▶ _To do_:
Determine the number of lines in these entries that hold the word "JSON". Give the number and nothing more.

▶ _Stored records_:
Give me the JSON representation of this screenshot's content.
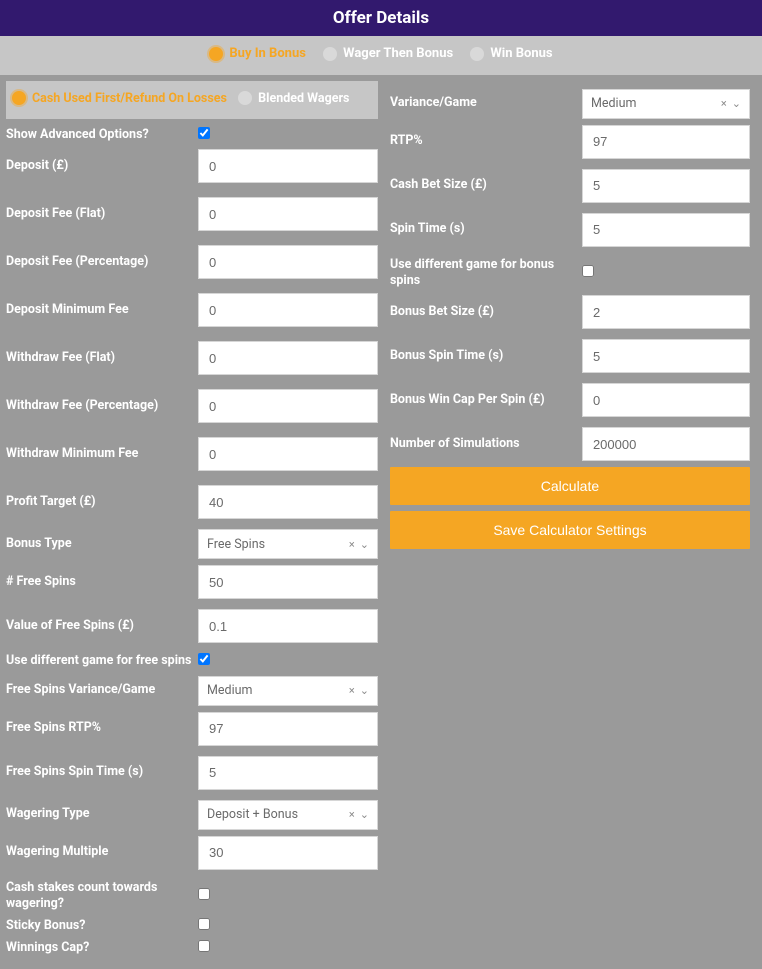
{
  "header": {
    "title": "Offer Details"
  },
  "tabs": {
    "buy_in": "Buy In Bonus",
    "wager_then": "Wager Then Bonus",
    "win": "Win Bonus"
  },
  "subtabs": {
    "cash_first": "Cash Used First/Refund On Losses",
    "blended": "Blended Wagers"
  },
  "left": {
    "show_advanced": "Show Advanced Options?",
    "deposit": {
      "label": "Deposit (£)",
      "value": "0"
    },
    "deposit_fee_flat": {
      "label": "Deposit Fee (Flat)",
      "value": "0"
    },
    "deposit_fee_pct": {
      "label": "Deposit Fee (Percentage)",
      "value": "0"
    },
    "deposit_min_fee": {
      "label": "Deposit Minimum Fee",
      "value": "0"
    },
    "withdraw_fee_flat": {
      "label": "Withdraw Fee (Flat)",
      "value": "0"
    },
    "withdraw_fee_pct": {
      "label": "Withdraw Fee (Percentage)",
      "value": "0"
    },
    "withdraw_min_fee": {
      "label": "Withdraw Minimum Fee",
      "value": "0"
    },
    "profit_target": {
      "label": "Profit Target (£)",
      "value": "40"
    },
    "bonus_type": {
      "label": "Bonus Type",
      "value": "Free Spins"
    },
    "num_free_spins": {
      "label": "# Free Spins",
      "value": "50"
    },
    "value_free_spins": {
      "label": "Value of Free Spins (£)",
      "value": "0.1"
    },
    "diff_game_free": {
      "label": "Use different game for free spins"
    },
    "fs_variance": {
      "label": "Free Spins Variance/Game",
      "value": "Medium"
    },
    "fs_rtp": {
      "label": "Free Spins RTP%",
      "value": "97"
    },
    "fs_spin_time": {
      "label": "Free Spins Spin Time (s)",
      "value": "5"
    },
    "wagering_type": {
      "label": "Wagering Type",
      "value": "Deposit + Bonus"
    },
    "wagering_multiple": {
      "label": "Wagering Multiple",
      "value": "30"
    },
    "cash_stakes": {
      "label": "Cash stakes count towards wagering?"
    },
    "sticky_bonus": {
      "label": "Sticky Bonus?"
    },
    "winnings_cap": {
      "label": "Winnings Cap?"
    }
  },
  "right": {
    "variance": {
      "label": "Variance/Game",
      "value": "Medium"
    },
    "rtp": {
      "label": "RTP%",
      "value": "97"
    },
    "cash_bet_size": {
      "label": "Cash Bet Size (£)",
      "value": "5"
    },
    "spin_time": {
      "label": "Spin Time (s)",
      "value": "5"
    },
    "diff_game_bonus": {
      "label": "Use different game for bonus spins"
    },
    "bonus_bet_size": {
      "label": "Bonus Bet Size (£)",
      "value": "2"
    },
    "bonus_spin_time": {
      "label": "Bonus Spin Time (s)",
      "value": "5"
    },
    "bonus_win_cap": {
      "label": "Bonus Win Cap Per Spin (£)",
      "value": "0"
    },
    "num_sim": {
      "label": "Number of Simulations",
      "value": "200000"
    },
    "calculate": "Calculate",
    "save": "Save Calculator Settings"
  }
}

==

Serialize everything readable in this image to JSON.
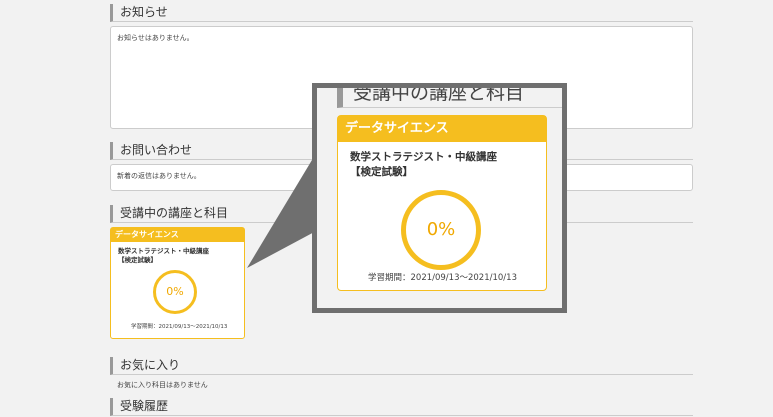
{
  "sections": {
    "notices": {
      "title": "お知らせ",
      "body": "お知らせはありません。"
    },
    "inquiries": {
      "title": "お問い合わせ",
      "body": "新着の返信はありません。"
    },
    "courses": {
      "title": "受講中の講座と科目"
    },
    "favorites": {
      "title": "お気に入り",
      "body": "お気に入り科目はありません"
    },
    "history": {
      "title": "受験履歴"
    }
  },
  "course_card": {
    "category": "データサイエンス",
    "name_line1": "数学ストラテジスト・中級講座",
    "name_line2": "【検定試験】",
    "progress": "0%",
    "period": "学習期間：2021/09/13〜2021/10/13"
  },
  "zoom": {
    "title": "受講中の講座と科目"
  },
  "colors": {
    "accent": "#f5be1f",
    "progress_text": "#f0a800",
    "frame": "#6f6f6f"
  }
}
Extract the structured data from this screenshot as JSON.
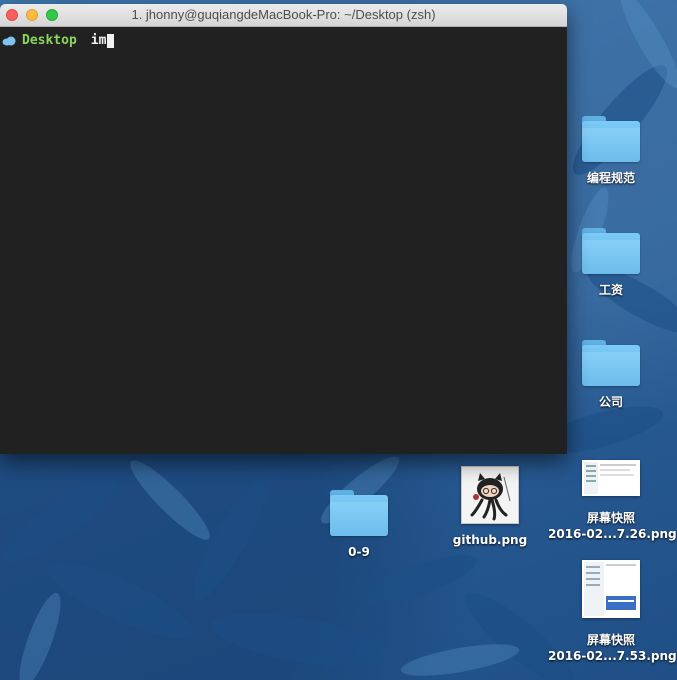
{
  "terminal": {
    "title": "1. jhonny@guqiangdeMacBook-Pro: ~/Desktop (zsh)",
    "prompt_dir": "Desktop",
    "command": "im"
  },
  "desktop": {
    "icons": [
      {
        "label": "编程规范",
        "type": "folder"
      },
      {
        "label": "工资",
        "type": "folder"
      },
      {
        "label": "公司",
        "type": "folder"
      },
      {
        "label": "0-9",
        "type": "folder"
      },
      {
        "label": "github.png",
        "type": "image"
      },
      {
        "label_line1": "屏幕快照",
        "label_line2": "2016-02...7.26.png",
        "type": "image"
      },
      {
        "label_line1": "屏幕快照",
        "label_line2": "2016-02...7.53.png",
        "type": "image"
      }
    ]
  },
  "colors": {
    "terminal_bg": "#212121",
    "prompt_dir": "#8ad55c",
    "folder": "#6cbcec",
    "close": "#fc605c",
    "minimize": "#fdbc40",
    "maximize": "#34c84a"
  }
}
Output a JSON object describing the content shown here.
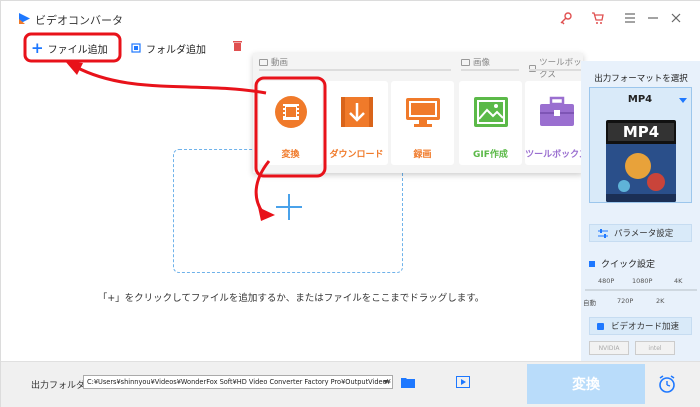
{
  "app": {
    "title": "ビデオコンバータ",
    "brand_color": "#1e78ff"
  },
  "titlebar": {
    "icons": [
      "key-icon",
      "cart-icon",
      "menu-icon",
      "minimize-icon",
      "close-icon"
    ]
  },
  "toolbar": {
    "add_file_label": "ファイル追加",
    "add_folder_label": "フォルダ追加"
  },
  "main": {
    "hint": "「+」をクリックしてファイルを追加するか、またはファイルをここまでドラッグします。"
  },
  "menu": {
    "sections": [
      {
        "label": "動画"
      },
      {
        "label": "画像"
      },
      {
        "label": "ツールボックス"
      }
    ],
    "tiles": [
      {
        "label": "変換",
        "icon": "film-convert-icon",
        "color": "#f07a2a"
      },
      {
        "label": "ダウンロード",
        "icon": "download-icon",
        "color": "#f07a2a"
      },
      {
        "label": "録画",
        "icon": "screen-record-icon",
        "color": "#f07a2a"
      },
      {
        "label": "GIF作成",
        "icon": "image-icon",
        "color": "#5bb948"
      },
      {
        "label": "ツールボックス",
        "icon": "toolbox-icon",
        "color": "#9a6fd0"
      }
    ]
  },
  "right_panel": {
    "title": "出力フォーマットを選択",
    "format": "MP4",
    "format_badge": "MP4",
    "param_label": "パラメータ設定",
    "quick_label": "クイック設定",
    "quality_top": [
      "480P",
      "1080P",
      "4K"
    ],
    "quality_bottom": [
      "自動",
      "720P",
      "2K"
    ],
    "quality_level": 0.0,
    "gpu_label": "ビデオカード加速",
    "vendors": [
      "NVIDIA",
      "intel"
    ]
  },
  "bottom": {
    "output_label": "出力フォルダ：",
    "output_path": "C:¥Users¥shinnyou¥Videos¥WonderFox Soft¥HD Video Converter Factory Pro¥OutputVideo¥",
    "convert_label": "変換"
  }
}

▶ _Full solution_:
4